GIVEN PASSAGE:
[START]

Thinking Big in a Parochial World


Chapter 18    Chapter 20


EXTRA   MATERIAL

Chapter Nineteen - 1936
Writing an Encyclical

A Story Told by Daniel Lord

Modern and Literal


The rather ambitious catechism teacher asked the children to draw a picture of God driving Adam and Eve out of the Garden of Eden.  It never occurred to her that the word drive could mean something so very different to the modern youngster.

So one of the children in all seriousness brought her a picture of God at the wheel of an old Ford, with Adam Eve, disconsolate in the back seat, being sadly driven out of Eden.1

Life in 1936

In the fall of 1935 in East Harlem 18 year old Nina Cassotto became pregnant.  She was unmarried.  She gave birth to Walden Robert on May 16, 1936.  Because of the scandal of the illegitimate birth, Nina and her mother Polly Walden moved.  In their new surroundings the boy was raised by Polly as her son and Nina became the boy’s sister.  At age 32 the boy learned the truth.  He was devastated.  By this time he had become the great singer, Bobby Darin, with his hit songs Splish Splash, Beyond the Sea, and his classic Mack the Knife.

When reading Daniel Lord’s traditional and Catholic views about marriage and sex one must keep in mind the times.  In those days the consequences of out-of-wedlock pregnancies could be devastating for mothers and children.  It led to actions such as those of Nina and Polly to cover up the truth in those intolerant and unforgiving times.

[END]

SUPPLIED ENTRIES:
[START]

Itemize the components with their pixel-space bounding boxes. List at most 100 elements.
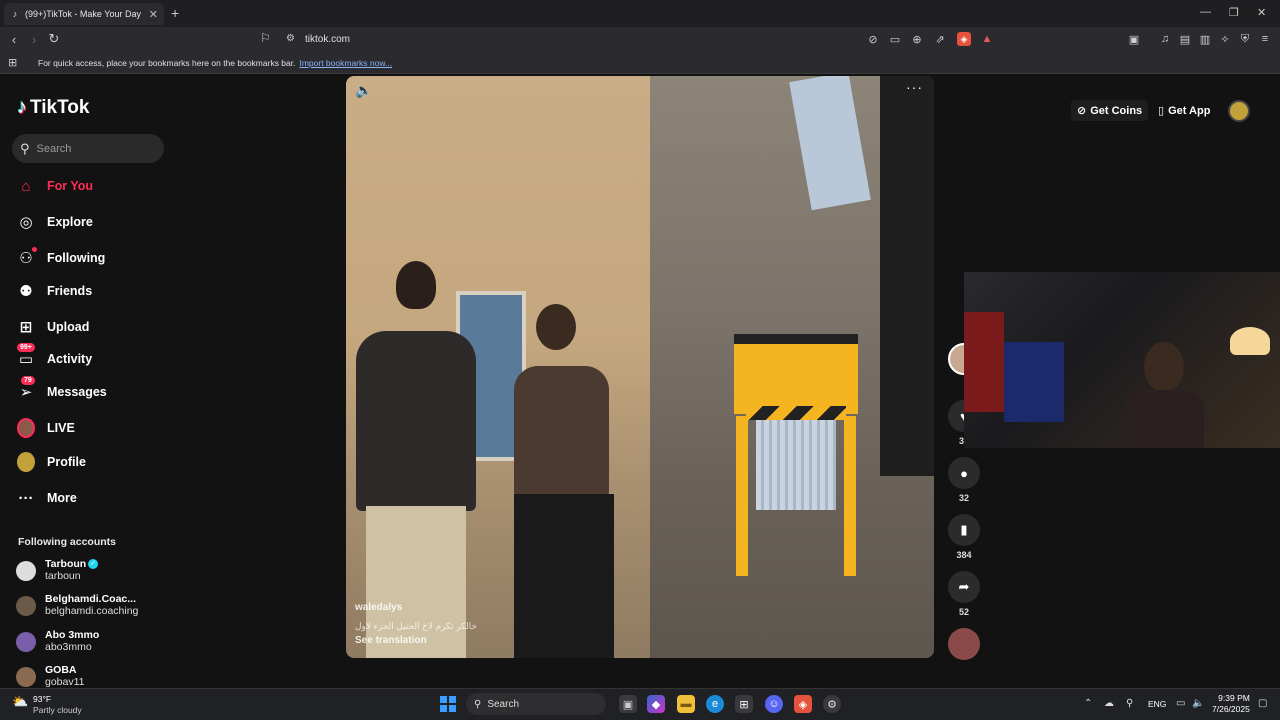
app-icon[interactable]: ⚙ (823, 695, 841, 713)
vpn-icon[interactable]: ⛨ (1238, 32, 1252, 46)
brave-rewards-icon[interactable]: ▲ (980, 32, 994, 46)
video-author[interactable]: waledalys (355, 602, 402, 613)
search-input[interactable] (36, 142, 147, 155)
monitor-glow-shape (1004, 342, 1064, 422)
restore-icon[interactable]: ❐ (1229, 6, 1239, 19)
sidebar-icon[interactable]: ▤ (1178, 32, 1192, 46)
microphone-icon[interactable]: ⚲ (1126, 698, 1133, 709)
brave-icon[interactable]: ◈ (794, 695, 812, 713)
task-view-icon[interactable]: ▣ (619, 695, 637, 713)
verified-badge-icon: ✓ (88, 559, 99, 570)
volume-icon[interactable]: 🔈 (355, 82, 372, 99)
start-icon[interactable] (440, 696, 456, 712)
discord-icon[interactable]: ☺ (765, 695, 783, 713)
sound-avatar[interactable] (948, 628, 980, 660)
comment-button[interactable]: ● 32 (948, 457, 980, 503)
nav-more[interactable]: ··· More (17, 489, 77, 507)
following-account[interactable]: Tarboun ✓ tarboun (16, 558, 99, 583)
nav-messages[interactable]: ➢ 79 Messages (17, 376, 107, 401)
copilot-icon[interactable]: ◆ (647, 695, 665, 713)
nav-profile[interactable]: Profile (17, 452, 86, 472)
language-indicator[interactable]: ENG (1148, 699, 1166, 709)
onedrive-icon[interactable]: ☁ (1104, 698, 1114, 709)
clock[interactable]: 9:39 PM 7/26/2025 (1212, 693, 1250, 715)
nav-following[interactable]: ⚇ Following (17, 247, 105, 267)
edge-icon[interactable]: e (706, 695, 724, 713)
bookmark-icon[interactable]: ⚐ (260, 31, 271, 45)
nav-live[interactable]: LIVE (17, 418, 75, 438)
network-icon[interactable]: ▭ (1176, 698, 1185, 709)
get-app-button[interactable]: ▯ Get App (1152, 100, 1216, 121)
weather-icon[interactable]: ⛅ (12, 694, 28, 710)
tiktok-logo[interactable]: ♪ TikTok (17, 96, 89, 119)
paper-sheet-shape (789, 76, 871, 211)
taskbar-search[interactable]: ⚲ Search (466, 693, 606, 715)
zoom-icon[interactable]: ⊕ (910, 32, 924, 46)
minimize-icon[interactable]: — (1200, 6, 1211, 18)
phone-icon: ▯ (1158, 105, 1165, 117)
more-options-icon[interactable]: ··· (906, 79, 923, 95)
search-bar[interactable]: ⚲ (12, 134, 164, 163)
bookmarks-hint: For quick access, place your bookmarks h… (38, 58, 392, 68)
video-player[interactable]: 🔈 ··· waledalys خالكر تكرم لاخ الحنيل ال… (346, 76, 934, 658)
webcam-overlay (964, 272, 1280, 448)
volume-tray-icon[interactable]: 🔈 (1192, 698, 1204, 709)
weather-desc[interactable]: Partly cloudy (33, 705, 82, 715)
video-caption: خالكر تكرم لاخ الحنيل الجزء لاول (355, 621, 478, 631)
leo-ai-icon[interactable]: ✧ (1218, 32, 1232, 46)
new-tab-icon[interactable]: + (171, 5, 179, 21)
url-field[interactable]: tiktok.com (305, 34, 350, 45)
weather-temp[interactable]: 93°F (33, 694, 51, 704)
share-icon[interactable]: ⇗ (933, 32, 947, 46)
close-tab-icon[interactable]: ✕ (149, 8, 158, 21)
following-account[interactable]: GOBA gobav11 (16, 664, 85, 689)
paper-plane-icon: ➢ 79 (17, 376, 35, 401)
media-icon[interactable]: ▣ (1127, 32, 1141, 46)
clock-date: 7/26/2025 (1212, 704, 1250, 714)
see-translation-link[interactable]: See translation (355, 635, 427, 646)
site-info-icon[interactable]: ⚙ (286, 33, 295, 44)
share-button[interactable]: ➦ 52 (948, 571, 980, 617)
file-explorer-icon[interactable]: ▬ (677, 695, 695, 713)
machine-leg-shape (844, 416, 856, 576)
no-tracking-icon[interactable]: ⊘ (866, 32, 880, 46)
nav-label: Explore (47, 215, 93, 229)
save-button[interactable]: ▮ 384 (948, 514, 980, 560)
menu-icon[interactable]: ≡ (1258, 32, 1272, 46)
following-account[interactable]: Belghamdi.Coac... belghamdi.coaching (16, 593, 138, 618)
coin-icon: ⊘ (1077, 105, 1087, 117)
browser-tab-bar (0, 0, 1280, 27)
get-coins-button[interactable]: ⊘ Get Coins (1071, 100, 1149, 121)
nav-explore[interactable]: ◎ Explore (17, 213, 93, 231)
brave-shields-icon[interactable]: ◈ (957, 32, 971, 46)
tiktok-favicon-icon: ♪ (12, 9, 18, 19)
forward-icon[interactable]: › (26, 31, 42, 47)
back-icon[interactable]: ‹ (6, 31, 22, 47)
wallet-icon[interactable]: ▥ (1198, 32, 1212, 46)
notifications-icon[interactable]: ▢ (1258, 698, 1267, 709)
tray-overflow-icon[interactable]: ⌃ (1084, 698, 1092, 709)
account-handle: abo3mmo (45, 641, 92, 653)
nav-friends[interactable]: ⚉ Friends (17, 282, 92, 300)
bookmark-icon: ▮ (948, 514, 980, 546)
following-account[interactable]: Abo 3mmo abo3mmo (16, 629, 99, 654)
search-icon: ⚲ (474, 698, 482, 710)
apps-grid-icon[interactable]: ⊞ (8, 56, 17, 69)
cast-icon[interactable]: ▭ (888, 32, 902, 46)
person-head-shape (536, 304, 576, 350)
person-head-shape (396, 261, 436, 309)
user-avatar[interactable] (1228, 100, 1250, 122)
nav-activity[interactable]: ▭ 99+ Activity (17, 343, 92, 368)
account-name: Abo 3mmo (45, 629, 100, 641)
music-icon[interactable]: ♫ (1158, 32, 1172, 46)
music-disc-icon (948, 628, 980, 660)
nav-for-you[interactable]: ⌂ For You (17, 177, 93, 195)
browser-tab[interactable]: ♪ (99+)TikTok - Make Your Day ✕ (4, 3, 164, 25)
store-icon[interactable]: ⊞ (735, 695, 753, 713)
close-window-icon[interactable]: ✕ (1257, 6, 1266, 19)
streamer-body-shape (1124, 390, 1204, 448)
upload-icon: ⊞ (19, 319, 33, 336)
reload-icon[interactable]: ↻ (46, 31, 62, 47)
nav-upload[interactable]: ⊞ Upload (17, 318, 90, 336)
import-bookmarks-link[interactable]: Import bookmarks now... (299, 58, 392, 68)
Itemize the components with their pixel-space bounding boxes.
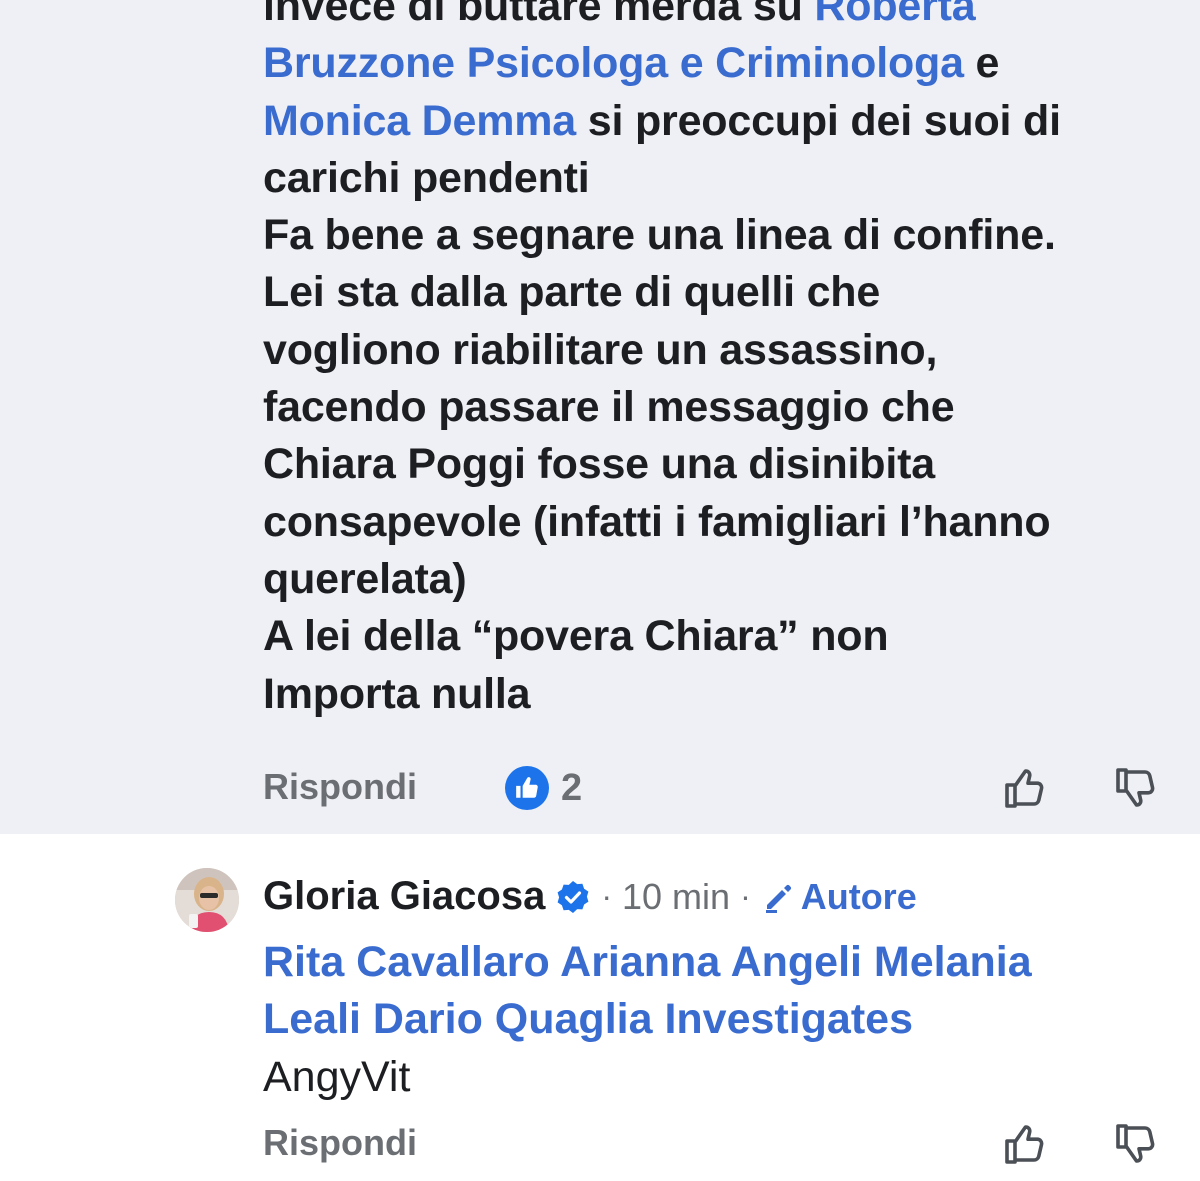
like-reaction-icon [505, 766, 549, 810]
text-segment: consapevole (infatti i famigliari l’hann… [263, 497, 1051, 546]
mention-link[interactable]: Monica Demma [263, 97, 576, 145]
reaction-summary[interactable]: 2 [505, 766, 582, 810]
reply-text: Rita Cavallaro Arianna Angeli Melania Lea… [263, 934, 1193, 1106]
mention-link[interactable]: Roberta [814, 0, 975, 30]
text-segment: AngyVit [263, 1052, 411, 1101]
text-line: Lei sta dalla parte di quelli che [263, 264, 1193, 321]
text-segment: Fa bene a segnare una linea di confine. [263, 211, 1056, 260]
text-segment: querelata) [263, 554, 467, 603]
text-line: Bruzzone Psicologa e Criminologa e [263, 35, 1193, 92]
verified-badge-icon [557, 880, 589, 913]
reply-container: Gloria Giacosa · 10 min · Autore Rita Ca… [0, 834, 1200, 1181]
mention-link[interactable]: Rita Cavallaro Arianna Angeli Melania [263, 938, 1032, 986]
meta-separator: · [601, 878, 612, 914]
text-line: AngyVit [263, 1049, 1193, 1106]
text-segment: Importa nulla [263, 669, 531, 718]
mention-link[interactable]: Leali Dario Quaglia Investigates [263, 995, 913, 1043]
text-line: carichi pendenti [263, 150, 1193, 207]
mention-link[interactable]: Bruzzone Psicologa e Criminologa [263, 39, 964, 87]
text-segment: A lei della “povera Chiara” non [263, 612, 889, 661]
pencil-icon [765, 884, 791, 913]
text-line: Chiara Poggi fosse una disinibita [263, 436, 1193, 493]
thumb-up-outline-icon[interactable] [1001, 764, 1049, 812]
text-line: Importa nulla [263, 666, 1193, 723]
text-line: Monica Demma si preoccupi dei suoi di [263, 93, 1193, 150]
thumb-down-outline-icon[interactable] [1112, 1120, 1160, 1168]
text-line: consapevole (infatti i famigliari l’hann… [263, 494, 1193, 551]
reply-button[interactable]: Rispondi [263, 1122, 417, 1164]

[END]

YOUR OBJECTIVE:
Please answer these questions about the 1936 chapter excerpt, one per line:
1. In the child's picture, what car is God driving?
2. On what date was Walden Robert born?
3. At what age did he learn the truth about his birth?

WRITTEN RESPONSE:
1. An old Ford.
2. May 16, 1936.
3. 32.